## Task directions
Gather each line of the entries below that includes "shortcut".

** BEGIN **

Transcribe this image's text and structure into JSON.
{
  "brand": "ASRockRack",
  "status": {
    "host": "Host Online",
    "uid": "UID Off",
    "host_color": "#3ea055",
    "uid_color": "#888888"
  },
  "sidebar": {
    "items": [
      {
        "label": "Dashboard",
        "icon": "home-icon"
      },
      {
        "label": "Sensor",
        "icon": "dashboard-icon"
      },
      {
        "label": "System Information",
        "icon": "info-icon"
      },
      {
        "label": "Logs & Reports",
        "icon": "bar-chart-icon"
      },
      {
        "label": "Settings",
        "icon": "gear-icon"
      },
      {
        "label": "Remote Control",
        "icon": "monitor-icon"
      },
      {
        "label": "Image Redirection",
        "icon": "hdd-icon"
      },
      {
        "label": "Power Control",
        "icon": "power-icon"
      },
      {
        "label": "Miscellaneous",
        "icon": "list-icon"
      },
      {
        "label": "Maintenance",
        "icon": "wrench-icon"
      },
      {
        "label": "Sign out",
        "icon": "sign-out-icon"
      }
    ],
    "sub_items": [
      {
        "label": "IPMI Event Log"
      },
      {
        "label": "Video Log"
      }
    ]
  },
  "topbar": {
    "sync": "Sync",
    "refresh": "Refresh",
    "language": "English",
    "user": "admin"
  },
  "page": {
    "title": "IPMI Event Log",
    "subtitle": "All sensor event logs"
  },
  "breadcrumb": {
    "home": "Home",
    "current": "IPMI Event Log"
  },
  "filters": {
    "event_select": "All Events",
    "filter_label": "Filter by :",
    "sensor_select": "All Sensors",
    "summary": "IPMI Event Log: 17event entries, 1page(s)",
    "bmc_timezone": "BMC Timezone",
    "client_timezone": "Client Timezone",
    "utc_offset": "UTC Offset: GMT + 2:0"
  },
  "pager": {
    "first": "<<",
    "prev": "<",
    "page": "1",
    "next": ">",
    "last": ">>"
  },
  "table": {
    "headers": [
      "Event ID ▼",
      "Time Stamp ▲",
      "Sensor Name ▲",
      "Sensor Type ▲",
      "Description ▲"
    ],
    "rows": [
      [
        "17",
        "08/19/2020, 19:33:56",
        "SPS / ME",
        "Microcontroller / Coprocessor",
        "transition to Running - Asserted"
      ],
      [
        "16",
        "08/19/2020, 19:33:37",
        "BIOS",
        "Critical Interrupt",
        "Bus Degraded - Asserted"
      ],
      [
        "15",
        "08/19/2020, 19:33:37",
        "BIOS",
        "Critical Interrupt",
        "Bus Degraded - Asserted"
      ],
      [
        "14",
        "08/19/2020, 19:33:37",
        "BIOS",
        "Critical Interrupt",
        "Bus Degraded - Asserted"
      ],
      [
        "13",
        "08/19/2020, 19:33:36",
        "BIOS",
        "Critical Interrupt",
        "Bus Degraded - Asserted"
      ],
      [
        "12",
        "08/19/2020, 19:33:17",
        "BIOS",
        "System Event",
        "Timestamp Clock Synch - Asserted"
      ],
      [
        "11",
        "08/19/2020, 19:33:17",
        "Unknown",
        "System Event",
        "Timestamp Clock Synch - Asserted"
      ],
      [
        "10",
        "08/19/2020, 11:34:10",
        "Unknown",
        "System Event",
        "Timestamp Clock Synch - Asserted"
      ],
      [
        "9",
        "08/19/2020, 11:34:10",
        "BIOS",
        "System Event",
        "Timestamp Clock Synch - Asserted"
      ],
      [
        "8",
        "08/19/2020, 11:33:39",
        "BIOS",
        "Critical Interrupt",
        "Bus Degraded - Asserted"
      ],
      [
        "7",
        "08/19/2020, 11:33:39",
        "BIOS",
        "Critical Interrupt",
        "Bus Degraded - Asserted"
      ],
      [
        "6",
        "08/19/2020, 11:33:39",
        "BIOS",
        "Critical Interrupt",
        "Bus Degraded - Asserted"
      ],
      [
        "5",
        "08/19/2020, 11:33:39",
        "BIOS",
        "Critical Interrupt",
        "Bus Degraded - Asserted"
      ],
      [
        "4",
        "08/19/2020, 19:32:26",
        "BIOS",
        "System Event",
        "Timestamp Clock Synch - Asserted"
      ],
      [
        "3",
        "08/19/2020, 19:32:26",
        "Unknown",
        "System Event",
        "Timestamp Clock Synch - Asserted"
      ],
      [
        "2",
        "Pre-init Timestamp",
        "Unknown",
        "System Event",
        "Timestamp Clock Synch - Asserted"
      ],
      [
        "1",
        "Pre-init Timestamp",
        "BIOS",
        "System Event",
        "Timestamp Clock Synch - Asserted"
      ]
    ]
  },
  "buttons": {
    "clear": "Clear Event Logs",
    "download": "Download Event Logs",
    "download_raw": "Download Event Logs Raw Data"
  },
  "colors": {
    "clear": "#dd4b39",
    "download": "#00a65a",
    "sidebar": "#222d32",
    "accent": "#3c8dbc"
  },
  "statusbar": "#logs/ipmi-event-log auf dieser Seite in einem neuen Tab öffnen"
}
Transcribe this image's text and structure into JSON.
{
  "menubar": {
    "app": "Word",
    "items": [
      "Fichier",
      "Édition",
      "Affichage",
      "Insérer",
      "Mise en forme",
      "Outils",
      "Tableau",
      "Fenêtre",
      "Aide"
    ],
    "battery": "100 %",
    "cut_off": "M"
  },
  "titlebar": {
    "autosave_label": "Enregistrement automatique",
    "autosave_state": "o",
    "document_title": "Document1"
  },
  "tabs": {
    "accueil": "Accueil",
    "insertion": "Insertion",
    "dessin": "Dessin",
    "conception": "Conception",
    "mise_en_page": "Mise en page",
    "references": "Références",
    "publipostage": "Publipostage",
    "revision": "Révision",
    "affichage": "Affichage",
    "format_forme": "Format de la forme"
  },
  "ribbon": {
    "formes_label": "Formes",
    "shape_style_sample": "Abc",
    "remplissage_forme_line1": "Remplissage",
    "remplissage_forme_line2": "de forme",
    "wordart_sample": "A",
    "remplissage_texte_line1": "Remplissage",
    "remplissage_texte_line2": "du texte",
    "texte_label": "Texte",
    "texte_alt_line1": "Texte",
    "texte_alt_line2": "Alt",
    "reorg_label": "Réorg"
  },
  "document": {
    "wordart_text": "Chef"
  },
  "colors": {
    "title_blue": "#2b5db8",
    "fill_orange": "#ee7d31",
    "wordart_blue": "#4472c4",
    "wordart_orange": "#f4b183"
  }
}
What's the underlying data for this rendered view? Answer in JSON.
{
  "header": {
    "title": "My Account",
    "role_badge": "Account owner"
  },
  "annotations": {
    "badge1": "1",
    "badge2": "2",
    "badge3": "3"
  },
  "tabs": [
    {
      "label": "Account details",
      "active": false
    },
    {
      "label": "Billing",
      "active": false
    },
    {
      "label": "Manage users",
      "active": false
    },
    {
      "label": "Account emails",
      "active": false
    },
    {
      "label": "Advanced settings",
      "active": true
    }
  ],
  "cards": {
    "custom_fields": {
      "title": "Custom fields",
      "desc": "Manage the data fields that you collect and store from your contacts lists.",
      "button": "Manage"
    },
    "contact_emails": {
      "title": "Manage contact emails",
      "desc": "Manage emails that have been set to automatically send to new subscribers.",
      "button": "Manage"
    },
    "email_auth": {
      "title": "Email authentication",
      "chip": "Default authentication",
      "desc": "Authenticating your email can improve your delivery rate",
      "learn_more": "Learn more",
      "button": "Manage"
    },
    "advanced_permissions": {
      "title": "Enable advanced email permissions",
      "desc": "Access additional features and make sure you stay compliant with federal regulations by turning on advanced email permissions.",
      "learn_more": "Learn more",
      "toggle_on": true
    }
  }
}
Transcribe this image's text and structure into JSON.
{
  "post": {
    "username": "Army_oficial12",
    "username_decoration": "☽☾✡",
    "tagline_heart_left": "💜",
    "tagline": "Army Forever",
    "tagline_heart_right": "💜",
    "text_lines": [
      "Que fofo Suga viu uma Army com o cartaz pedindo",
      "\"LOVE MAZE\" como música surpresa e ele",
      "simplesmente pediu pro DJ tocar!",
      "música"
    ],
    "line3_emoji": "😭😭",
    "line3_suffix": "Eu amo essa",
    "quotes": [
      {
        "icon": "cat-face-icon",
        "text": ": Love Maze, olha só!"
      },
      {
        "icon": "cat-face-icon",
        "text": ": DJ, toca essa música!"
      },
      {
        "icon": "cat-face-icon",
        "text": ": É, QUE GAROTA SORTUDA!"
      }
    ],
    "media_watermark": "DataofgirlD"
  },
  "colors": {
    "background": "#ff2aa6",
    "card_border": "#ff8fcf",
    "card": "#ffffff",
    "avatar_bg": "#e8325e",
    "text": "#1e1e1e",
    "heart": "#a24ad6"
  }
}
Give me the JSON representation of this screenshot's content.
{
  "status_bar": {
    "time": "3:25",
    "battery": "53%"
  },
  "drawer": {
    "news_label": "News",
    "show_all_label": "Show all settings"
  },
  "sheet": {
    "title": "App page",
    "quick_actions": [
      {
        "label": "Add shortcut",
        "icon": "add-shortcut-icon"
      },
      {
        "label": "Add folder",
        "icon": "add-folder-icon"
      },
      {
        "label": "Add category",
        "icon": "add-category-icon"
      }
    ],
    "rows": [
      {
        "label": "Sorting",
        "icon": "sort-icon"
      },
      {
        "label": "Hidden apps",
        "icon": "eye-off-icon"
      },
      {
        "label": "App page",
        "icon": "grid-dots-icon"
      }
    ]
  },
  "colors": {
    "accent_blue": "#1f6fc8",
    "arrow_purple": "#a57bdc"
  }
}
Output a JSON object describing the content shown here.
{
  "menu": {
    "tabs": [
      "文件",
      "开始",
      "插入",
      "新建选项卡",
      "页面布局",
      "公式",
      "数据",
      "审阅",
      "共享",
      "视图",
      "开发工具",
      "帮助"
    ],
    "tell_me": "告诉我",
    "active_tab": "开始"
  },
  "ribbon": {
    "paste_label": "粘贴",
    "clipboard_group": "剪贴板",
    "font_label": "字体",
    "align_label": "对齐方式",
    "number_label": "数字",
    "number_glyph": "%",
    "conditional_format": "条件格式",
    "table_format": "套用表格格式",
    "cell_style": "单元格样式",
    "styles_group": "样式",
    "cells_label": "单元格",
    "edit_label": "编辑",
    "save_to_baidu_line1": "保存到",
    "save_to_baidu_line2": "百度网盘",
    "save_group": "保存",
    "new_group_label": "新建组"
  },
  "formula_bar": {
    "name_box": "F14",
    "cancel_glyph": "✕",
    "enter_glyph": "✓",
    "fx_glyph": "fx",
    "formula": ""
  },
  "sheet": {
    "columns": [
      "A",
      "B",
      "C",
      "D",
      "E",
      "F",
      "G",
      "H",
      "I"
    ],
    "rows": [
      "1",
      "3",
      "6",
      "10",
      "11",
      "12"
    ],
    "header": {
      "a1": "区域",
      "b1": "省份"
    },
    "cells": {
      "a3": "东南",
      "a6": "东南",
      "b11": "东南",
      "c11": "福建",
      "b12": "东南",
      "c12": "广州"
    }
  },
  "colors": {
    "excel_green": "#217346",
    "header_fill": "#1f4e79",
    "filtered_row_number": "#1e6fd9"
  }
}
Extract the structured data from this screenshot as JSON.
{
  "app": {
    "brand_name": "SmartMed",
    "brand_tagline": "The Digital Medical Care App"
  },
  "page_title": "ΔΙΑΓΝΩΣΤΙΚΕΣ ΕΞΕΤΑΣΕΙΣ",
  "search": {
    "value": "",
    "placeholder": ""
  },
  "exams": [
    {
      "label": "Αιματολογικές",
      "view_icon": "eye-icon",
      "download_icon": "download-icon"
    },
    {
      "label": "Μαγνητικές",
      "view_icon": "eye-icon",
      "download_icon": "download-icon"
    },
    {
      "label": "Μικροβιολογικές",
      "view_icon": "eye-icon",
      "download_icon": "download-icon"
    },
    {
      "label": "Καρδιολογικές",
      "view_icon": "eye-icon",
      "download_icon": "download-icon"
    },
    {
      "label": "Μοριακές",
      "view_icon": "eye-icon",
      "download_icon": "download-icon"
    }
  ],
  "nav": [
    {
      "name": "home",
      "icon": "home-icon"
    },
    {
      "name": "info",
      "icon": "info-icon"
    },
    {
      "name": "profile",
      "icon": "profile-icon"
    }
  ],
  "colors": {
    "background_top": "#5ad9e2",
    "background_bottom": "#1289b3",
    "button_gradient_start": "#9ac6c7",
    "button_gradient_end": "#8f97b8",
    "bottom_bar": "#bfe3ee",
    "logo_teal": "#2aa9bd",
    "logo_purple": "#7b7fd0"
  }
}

** END **

## Output below
        "label": "Add shortcut",
        "icon": "add-shortcut-icon"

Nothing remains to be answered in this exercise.